*INSTRUCTIONS FOR THE TASK*
Write out the entire listing below exactly as it appears, minus any pictures.
═════ ENTRIES ═════
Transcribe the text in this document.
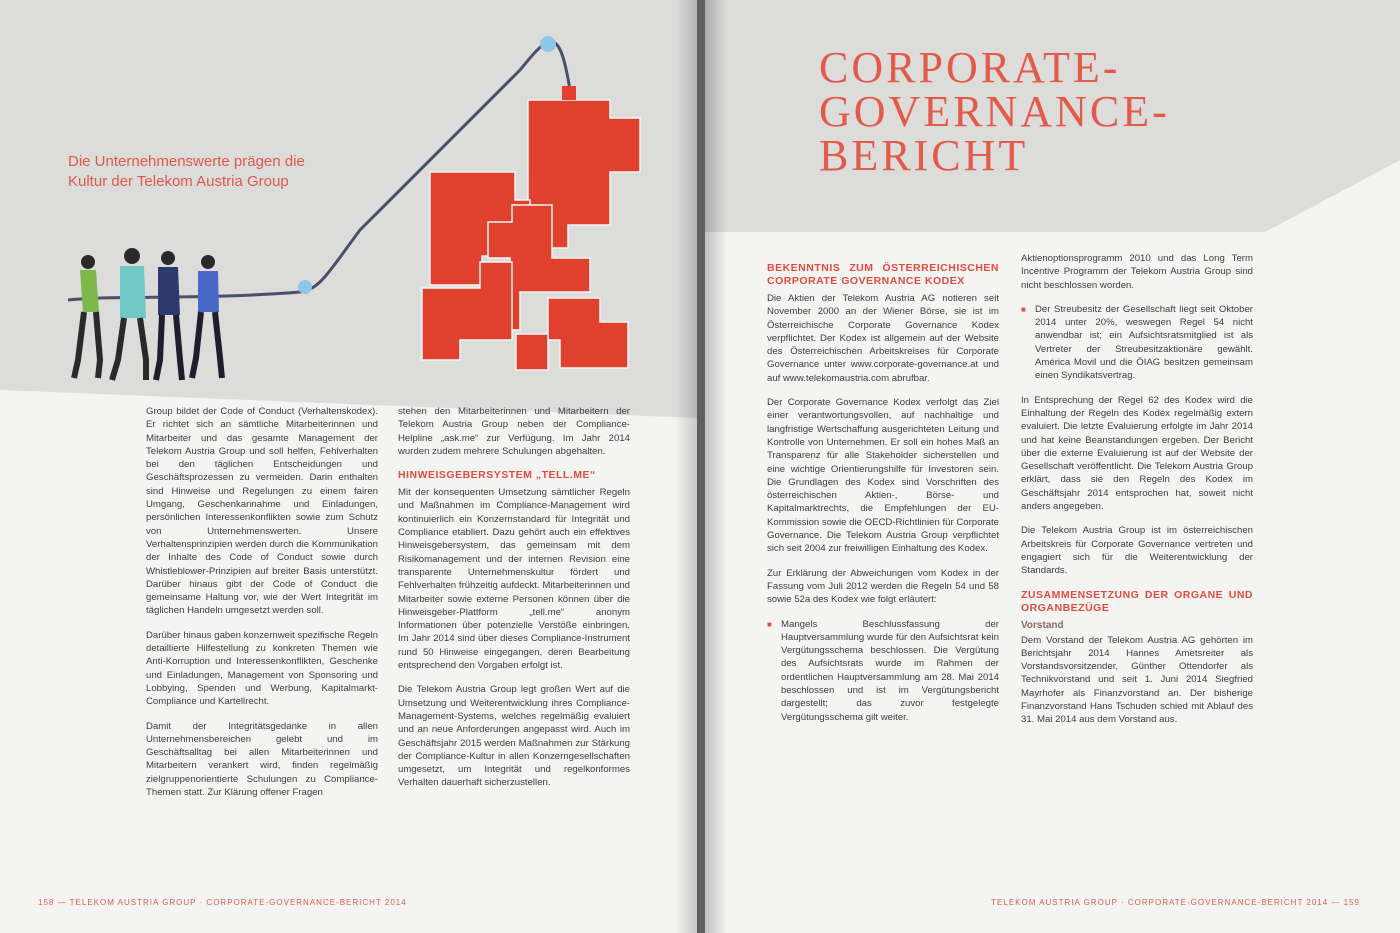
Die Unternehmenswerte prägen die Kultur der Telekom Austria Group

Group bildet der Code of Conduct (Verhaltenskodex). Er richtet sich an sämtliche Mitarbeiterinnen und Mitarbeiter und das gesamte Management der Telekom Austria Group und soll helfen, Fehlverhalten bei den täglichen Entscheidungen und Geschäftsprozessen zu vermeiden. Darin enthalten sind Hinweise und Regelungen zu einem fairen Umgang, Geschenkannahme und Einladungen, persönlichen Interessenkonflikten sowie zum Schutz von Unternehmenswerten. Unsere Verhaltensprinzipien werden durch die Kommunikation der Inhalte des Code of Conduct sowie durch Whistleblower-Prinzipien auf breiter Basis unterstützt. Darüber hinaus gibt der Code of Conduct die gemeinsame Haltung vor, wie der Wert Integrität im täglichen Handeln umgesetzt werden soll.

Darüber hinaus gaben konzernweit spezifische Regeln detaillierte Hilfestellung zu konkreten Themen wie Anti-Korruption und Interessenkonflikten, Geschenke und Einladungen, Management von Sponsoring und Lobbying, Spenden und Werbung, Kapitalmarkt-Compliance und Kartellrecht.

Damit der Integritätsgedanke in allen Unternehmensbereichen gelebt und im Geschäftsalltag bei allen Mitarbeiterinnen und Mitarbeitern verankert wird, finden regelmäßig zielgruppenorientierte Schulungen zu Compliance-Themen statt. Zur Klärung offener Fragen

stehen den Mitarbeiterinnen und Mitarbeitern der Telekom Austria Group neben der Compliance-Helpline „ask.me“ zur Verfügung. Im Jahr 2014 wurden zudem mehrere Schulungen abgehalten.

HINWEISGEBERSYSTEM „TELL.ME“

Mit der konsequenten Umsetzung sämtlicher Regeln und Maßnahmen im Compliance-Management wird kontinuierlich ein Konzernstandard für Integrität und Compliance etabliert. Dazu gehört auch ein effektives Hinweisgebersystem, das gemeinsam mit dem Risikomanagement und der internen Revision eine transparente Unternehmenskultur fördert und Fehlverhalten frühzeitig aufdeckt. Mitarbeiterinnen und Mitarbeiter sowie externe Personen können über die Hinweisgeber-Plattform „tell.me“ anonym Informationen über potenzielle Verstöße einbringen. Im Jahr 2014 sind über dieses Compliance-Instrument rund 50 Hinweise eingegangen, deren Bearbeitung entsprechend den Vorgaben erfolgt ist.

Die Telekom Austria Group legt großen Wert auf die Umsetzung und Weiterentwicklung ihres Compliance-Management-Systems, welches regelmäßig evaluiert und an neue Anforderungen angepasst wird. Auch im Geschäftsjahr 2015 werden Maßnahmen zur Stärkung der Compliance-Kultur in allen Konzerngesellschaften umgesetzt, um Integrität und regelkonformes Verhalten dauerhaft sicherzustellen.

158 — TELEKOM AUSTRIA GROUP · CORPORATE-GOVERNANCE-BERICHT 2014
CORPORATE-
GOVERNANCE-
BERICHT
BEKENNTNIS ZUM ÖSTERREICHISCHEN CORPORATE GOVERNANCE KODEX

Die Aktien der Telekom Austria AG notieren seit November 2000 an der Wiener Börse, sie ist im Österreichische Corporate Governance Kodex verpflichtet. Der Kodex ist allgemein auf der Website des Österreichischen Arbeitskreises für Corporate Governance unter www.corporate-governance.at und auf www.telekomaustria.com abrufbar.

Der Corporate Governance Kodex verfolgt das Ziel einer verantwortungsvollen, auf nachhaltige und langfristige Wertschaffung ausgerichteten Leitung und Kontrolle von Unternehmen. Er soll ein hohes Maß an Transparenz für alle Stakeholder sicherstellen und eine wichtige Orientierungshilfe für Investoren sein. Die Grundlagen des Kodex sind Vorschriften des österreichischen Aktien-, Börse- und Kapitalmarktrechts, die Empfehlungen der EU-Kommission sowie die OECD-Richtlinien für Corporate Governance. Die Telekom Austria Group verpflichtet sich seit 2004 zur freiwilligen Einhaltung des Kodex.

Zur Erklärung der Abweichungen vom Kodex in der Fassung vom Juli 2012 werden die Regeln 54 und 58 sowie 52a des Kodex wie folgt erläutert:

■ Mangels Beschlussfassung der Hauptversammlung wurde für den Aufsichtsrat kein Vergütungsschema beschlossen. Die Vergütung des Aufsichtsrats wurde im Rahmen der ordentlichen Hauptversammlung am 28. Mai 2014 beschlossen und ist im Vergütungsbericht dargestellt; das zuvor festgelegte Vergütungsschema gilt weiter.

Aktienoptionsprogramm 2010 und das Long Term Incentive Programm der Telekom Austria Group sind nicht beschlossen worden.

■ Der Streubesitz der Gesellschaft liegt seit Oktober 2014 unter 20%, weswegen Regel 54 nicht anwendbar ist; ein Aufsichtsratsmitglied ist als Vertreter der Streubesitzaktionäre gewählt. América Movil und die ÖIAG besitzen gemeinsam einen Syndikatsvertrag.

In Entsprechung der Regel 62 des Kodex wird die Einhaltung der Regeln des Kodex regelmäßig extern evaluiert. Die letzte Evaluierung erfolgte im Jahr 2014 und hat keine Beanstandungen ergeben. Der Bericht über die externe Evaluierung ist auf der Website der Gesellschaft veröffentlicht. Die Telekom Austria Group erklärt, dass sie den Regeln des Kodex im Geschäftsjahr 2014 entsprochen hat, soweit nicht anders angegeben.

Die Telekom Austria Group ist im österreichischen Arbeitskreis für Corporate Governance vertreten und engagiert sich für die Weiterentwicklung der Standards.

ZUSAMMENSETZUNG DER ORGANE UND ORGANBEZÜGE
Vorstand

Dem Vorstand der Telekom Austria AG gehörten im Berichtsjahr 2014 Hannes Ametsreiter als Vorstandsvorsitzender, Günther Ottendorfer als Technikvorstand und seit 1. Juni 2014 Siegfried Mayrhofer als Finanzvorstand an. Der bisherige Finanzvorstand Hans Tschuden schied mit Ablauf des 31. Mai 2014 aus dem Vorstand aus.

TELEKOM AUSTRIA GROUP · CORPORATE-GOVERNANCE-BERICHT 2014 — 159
═════
*OUTPUT FOR THIS EXERCISE*
Transcribe the text in this document.
Die Unternehmenswerte prägen die Kultur der Telekom Austria Group

Group bildet der Code of Conduct (Verhaltenskodex). Er richtet sich an sämtliche Mitarbeiterinnen und Mitarbeiter und das gesamte Management der Telekom Austria Group und soll helfen, Fehlverhalten bei den täglichen Entscheidungen und Geschäftsprozessen zu vermeiden. Darin enthalten sind Hinweise und Regelungen zu einem fairen Umgang, Geschenkannahme und Einladungen, persönlichen Interessenkonflikten sowie zum Schutz von Unternehmenswerten. Unsere Verhaltensprinzipien werden durch die Kommunikation der Inhalte des Code of Conduct sowie durch Whistleblower-Prinzipien auf breiter Basis unterstützt. Darüber hinaus gibt der Code of Conduct die gemeinsame Haltung vor, wie der Wert Integrität im täglichen Handeln umgesetzt werden soll.

Darüber hinaus gaben konzernweit spezifische Regeln detaillierte Hilfestellung zu konkreten Themen wie Anti-Korruption und Interessenkonflikten, Geschenke und Einladungen, Management von Sponsoring und Lobbying, Spenden und Werbung, Kapitalmarkt-Compliance und Kartellrecht.

Damit der Integritätsgedanke in allen Unternehmensbereichen gelebt und im Geschäftsalltag bei allen Mitarbeiterinnen und Mitarbeitern verankert wird, finden regelmäßig zielgruppenorientierte Schulungen zu Compliance-Themen statt. Zur Klärung offener Fragen

stehen den Mitarbeiterinnen und Mitarbeitern der Telekom Austria Group neben der Compliance-Helpline „ask.me“ zur Verfügung. Im Jahr 2014 wurden zudem mehrere Schulungen abgehalten.

HINWEISGEBERSYSTEM „TELL.ME“

Mit der konsequenten Umsetzung sämtlicher Regeln und Maßnahmen im Compliance-Management wird kontinuierlich ein Konzernstandard für Integrität und Compliance etabliert. Dazu gehört auch ein effektives Hinweisgebersystem, das gemeinsam mit dem Risikomanagement und der internen Revision eine transparente Unternehmenskultur fördert und Fehlverhalten frühzeitig aufdeckt. Mitarbeiterinnen und Mitarbeiter sowie externe Personen können über die Hinweisgeber-Plattform „tell.me“ anonym Informationen über potenzielle Verstöße einbringen. Im Jahr 2014 sind über dieses Compliance-Instrument rund 50 Hinweise eingegangen, deren Bearbeitung entsprechend den Vorgaben erfolgt ist.

Die Telekom Austria Group legt großen Wert auf die Umsetzung und Weiterentwicklung ihres Compliance-Management-Systems, welches regelmäßig evaluiert und an neue Anforderungen angepasst wird. Auch im Geschäftsjahr 2015 werden Maßnahmen zur Stärkung der Compliance-Kultur in allen Konzerngesellschaften umgesetzt, um Integrität und regelkonformes Verhalten dauerhaft sicherzustellen.

158 — TELEKOM AUSTRIA GROUP · CORPORATE-GOVERNANCE-BERICHT 2014
CORPORATE-
GOVERNANCE-
BERICHT
BEKENNTNIS ZUM ÖSTERREICHISCHEN CORPORATE GOVERNANCE KODEX

Die Aktien der Telekom Austria AG notieren seit November 2000 an der Wiener Börse, sie ist im Österreichische Corporate Governance Kodex verpflichtet. Der Kodex ist allgemein auf der Website des Österreichischen Arbeitskreises für Corporate Governance unter www.corporate-governance.at und auf www.telekomaustria.com abrufbar.

Der Corporate Governance Kodex verfolgt das Ziel einer verantwortungsvollen, auf nachhaltige und langfristige Wertschaffung ausgerichteten Leitung und Kontrolle von Unternehmen. Er soll ein hohes Maß an Transparenz für alle Stakeholder sicherstellen und eine wichtige Orientierungshilfe für Investoren sein. Die Grundlagen des Kodex sind Vorschriften des österreichischen Aktien-, Börse- und Kapitalmarktrechts, die Empfehlungen der EU-Kommission sowie die OECD-Richtlinien für Corporate Governance. Die Telekom Austria Group verpflichtet sich seit 2004 zur freiwilligen Einhaltung des Kodex.

Zur Erklärung der Abweichungen vom Kodex in der Fassung vom Juli 2012 werden die Regeln 54 und 58 sowie 52a des Kodex wie folgt erläutert:

■ Mangels Beschlussfassung der Hauptversammlung wurde für den Aufsichtsrat kein Vergütungsschema beschlossen. Die Vergütung des Aufsichtsrats wurde im Rahmen der ordentlichen Hauptversammlung am 28. Mai 2014 beschlossen und ist im Vergütungsbericht dargestellt; das zuvor festgelegte Vergütungsschema gilt weiter.

Aktienoptionsprogramm 2010 und das Long Term Incentive Programm der Telekom Austria Group sind nicht beschlossen worden.

■ Der Streubesitz der Gesellschaft liegt seit Oktober 2014 unter 20%, weswegen Regel 54 nicht anwendbar ist; ein Aufsichtsratsmitglied ist als Vertreter der Streubesitzaktionäre gewählt. América Movil und die ÖIAG besitzen gemeinsam einen Syndikatsvertrag.

In Entsprechung der Regel 62 des Kodex wird die Einhaltung der Regeln des Kodex regelmäßig extern evaluiert. Die letzte Evaluierung erfolgte im Jahr 2014 und hat keine Beanstandungen ergeben. Der Bericht über die externe Evaluierung ist auf der Website der Gesellschaft veröffentlicht. Die Telekom Austria Group erklärt, dass sie den Regeln des Kodex im Geschäftsjahr 2014 entsprochen hat, soweit nicht anders angegeben.

Die Telekom Austria Group ist im österreichischen Arbeitskreis für Corporate Governance vertreten und engagiert sich für die Weiterentwicklung der Standards.

ZUSAMMENSETZUNG DER ORGANE UND ORGANBEZÜGE
Vorstand

Dem Vorstand der Telekom Austria AG gehörten im Berichtsjahr 2014 Hannes Ametsreiter als Vorstandsvorsitzender, Günther Ottendorfer als Technikvorstand und seit 1. Juni 2014 Siegfried Mayrhofer als Finanzvorstand an. Der bisherige Finanzvorstand Hans Tschuden schied mit Ablauf des 31. Mai 2014 aus dem Vorstand aus.

TELEKOM AUSTRIA GROUP · CORPORATE-GOVERNANCE-BERICHT 2014 — 159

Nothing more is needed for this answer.